GIVEN INSTRUCTION:
Without the pictures, copy the entries below word for word.

PROVIDED ENTRIES:
+===+
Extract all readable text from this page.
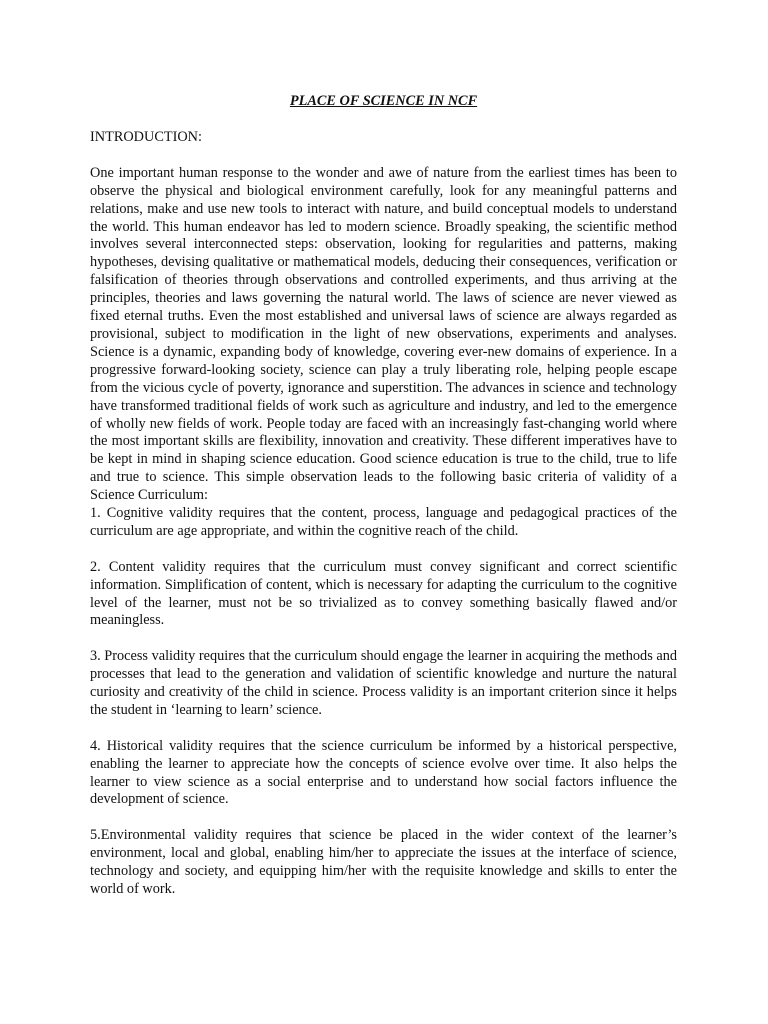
PLACE OF SCIENCE IN NCF

INTRODUCTION:

One important human response to the wonder and awe of nature from the earliest times has been to observe the physical and biological environment carefully, look for any meaningful patterns and relations, make and use new tools to interact with nature, and build conceptual models to understand the world. This human endeavor has led to modern science. Broadly speaking, the scientific method involves several interconnected steps: observation, looking for regularities and patterns, making hypotheses, devising qualitative or mathematical models, deducing their consequences, verification or falsification of theories through observations and controlled experiments, and thus arriving at the principles, theories and laws governing the natural world. The laws of science are never viewed as fixed eternal truths. Even the most established and universal laws of science are always regarded as provisional, subject to modification in the light of new observations, experiments and analyses. Science is a dynamic, expanding body of knowledge, covering ever-new domains of experience. In a progressive forward-looking society, science can play a truly liberating role, helping people escape from the vicious cycle of poverty, ignorance and superstition. The advances in science and technology have transformed traditional fields of work such as agriculture and industry, and led to the emergence of wholly new fields of work. People today are faced with an increasingly fast-changing world where the most important skills are flexibility, innovation and creativity. These different imperatives have to be kept in mind in shaping science education. Good science education is true to the child, true to life and true to science. This simple observation leads to the following basic criteria of validity of a Science Curriculum:

1. Cognitive validity requires that the content, process, language and pedagogical practices of the curriculum are age appropriate, and within the cognitive reach of the child.

2. Content validity requires that the curriculum must convey significant and correct scientific information. Simplification of content, which is necessary for adapting the curriculum to the cognitive level of the learner, must not be so trivialized as to convey something basically flawed and/or meaningless.

3. Process validity requires that the curriculum should engage the learner in acquiring the methods and processes that lead to the generation and validation of scientific knowledge and nurture the natural curiosity and creativity of the child in science. Process validity is an important criterion since it helps the student in ‘learning to learn’ science.

4. Historical validity requires that the science curriculum be informed by a historical perspective, enabling the learner to appreciate how the concepts of science evolve over time. It also helps the learner to view science as a social enterprise and to understand how social factors influence the development of science.

5.Environmental validity requires that science be placed in the wider context of the learner’s environment, local and global, enabling him/her to appreciate the issues at the interface of science, technology and society, and equipping him/her with the requisite knowledge and skills to enter the world of work.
+===+
REPLY TO THE TASK:
Extract all readable text from this page.
PLACE OF SCIENCE IN NCF

INTRODUCTION:

One important human response to the wonder and awe of nature from the earliest times has been to observe the physical and biological environment carefully, look for any meaningful patterns and relations, make and use new tools to interact with nature, and build conceptual models to understand the world. This human endeavor has led to modern science. Broadly speaking, the scientific method involves several interconnected steps: observation, looking for regularities and patterns, making hypotheses, devising qualitative or mathematical models, deducing their consequences, verification or falsification of theories through observations and controlled experiments, and thus arriving at the principles, theories and laws governing the natural world. The laws of science are never viewed as fixed eternal truths. Even the most established and universal laws of science are always regarded as provisional, subject to modification in the light of new observations, experiments and analyses. Science is a dynamic, expanding body of knowledge, covering ever-new domains of experience. In a progressive forward-looking society, science can play a truly liberating role, helping people escape from the vicious cycle of poverty, ignorance and superstition. The advances in science and technology have transformed traditional fields of work such as agriculture and industry, and led to the emergence of wholly new fields of work. People today are faced with an increasingly fast-changing world where the most important skills are flexibility, innovation and creativity. These different imperatives have to be kept in mind in shaping science education. Good science education is true to the child, true to life and true to science. This simple observation leads to the following basic criteria of validity of a Science Curriculum:

1. Cognitive validity requires that the content, process, language and pedagogical practices of the curriculum are age appropriate, and within the cognitive reach of the child.

2. Content validity requires that the curriculum must convey significant and correct scientific information. Simplification of content, which is necessary for adapting the curriculum to the cognitive level of the learner, must not be so trivialized as to convey something basically flawed and/or meaningless.

3. Process validity requires that the curriculum should engage the learner in acquiring the methods and processes that lead to the generation and validation of scientific knowledge and nurture the natural curiosity and creativity of the child in science. Process validity is an important criterion since it helps the student in ‘learning to learn’ science.

4. Historical validity requires that the science curriculum be informed by a historical perspective, enabling the learner to appreciate how the concepts of science evolve over time. It also helps the learner to view science as a social enterprise and to understand how social factors influence the development of science.

5.Environmental validity requires that science be placed in the wider context of the learner’s environment, local and global, enabling him/her to appreciate the issues at the interface of science, technology and society, and equipping him/her with the requisite knowledge and skills to enter the world of work.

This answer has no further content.